How many lines in the entries below include the string "June"? Answer with the number only.

* start RECORD EXCERPTS *

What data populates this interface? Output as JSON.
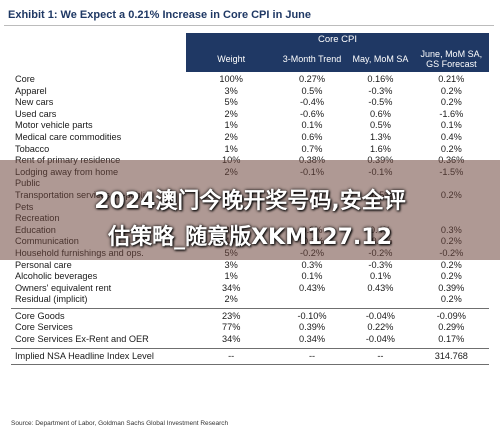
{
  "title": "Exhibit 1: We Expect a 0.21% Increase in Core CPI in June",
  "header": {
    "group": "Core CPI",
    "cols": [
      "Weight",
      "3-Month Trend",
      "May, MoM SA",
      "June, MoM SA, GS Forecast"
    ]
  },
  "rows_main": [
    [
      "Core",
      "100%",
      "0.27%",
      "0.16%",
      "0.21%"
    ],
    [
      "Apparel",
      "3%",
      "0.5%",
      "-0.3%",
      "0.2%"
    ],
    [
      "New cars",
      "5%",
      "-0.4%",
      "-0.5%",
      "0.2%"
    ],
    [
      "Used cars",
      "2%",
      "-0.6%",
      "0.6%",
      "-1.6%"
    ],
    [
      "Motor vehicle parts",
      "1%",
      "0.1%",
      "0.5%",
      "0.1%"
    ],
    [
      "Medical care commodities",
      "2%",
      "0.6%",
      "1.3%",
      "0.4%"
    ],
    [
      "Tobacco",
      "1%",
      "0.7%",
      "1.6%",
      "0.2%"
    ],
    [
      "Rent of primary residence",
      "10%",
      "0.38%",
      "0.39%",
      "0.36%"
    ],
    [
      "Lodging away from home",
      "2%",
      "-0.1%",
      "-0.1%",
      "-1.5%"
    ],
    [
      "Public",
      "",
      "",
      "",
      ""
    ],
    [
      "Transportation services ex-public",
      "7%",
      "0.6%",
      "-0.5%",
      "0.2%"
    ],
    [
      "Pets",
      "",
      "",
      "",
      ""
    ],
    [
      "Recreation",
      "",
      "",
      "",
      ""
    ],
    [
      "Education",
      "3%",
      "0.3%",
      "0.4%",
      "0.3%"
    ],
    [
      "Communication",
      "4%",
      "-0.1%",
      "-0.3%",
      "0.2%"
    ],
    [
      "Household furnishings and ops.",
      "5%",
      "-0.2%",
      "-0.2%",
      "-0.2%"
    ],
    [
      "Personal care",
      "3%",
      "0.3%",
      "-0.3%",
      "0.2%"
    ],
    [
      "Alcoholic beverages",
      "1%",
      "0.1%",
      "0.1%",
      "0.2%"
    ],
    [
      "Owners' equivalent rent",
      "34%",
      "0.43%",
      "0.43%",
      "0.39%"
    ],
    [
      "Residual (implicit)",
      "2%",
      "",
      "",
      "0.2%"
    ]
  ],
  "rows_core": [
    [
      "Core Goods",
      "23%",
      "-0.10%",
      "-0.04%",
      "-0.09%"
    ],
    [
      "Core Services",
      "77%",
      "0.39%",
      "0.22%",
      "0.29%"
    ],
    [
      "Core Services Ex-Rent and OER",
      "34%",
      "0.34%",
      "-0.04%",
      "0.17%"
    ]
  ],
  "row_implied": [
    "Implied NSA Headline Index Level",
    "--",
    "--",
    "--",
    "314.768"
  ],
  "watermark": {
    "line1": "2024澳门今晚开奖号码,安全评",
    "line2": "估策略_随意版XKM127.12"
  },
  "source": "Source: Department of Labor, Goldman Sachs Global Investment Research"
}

* end RECORD EXCERPTS *

RESULT FOR THIS EXERCISE: 2